Stored records:

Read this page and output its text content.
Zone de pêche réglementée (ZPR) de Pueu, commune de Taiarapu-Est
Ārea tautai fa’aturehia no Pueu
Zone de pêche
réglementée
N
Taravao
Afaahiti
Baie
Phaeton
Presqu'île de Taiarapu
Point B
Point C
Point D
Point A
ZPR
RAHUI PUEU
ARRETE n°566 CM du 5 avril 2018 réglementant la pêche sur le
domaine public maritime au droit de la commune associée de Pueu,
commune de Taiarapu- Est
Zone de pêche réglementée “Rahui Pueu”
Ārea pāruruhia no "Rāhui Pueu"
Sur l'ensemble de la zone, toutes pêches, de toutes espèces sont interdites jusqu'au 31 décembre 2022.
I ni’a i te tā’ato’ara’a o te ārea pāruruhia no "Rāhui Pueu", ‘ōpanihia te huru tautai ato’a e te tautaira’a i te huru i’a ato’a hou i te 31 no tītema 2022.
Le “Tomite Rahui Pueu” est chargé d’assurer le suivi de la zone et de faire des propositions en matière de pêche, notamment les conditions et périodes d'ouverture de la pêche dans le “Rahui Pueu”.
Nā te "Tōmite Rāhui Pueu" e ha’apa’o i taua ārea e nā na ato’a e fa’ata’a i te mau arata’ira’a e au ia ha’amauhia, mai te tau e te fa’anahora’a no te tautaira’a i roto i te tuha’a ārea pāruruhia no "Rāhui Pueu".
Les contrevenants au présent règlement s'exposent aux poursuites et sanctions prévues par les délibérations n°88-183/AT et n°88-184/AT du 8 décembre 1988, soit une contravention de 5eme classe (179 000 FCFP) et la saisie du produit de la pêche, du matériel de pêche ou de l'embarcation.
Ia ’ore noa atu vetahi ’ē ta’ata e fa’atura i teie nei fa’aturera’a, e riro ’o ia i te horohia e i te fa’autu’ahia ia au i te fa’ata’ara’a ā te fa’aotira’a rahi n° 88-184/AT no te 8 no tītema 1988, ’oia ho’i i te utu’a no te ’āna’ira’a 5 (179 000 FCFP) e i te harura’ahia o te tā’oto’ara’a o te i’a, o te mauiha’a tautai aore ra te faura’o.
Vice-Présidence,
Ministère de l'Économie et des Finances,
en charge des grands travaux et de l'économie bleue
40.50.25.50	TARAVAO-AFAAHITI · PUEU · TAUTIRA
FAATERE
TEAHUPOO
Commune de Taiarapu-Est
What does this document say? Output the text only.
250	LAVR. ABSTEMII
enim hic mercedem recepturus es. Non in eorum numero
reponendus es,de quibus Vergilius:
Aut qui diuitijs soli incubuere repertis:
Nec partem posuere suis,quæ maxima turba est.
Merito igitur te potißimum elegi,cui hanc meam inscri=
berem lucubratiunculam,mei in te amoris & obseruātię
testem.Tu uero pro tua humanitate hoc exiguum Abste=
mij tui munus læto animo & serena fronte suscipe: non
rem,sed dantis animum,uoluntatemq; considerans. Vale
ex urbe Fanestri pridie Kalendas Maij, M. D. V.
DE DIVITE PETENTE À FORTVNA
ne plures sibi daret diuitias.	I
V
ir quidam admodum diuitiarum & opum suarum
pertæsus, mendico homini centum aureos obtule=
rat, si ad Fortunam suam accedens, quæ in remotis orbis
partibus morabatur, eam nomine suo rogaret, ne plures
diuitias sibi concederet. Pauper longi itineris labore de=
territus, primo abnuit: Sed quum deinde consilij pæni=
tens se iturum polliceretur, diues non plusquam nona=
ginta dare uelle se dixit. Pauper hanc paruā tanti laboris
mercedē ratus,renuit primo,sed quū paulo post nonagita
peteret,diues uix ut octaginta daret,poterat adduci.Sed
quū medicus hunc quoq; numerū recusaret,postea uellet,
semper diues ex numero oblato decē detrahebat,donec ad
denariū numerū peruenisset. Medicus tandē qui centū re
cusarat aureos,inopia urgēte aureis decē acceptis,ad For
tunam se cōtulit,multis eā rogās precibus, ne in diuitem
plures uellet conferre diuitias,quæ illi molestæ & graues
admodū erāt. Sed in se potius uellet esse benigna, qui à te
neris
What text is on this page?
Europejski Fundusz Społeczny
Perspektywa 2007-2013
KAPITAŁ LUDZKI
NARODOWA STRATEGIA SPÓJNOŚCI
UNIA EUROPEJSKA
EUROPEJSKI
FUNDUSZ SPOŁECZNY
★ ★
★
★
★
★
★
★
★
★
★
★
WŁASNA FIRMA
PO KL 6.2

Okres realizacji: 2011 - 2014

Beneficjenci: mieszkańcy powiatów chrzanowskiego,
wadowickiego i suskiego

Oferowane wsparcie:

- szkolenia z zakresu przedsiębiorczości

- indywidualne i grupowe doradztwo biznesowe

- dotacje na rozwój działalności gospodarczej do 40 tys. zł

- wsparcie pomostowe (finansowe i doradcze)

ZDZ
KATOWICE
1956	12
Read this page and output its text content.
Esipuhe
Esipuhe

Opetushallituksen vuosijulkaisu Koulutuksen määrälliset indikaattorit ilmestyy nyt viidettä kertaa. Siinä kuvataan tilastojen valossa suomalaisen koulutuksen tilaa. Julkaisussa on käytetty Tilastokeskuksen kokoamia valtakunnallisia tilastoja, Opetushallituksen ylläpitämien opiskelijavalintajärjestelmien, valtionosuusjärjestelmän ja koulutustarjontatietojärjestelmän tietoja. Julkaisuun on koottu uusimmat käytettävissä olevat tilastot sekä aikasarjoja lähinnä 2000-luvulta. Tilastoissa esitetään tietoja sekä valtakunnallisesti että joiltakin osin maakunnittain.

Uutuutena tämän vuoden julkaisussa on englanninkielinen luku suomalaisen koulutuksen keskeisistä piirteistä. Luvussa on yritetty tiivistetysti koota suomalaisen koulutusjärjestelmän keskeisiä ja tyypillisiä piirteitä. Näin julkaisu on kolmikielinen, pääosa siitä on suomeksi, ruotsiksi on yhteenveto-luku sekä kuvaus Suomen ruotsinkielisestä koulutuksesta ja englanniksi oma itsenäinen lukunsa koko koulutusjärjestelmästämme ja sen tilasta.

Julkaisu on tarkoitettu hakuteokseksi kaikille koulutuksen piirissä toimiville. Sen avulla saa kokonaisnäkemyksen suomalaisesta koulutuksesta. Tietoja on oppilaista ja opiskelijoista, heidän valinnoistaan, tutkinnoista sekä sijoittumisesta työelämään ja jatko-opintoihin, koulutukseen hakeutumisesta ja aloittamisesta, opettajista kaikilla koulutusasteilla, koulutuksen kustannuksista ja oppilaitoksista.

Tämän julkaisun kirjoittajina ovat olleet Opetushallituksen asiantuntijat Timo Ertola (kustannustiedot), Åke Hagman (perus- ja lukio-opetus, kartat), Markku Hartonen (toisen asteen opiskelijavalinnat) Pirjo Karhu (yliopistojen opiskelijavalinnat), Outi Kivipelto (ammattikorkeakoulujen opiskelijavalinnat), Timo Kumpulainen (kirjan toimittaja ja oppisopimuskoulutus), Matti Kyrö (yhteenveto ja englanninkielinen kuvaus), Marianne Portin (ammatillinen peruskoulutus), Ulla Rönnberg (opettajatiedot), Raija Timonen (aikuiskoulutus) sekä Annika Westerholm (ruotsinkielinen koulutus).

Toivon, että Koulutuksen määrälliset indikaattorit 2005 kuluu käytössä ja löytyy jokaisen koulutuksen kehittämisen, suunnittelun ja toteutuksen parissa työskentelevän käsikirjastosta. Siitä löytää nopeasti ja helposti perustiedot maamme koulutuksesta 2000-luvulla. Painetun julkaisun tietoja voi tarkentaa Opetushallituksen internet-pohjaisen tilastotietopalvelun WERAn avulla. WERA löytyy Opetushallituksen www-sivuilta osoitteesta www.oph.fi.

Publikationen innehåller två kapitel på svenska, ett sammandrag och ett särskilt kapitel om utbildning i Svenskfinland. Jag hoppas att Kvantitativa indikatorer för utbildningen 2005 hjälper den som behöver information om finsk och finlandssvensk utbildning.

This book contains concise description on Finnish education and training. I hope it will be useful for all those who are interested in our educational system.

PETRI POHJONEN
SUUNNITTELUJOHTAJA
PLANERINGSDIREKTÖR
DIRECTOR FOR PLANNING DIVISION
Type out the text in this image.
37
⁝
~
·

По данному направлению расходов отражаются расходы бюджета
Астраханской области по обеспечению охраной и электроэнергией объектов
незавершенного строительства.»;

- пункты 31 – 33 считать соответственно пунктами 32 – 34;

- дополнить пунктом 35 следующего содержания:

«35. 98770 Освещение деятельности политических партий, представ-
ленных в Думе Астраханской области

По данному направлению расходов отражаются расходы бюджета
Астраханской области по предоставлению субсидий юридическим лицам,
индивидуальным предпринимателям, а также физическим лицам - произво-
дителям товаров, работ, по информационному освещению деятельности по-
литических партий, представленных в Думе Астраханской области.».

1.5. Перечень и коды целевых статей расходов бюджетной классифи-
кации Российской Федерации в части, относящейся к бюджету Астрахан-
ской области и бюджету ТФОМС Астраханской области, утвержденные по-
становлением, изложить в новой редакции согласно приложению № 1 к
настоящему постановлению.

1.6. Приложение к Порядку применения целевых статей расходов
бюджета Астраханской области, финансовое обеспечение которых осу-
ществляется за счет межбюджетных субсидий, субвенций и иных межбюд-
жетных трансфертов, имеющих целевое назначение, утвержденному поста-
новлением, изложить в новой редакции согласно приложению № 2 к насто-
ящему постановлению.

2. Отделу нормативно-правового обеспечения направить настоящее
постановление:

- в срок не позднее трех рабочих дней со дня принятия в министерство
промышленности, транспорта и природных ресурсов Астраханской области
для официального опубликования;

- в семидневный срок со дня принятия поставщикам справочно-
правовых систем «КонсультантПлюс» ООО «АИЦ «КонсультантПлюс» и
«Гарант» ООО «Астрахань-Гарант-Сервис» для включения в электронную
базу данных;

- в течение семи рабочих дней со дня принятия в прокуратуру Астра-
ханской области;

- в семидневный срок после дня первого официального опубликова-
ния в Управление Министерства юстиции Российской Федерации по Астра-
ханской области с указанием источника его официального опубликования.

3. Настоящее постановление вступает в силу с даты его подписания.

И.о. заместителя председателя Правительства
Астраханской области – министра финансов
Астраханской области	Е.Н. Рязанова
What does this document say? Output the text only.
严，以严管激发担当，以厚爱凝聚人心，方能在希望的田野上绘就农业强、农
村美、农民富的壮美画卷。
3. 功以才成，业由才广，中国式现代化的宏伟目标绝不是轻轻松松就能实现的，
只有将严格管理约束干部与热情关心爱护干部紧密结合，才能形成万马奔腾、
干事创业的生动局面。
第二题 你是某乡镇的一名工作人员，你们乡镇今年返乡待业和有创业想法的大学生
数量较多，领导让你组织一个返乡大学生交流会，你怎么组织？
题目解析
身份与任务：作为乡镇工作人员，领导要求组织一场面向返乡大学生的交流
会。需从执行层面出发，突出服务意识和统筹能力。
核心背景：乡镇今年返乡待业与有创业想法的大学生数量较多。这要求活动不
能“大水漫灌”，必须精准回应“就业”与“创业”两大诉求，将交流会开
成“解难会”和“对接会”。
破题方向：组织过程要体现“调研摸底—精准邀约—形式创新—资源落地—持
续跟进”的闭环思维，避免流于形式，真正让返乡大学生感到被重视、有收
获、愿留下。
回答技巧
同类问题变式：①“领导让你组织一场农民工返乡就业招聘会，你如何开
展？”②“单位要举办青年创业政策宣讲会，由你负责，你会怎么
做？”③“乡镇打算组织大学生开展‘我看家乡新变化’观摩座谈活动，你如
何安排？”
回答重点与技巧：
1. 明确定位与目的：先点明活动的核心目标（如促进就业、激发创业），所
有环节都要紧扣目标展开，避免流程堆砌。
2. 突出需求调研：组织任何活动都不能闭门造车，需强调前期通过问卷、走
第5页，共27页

:: Stated problem ::
How many lines of the listing include the string "aureos"? Answer with the number alone.

:: The answer ::
2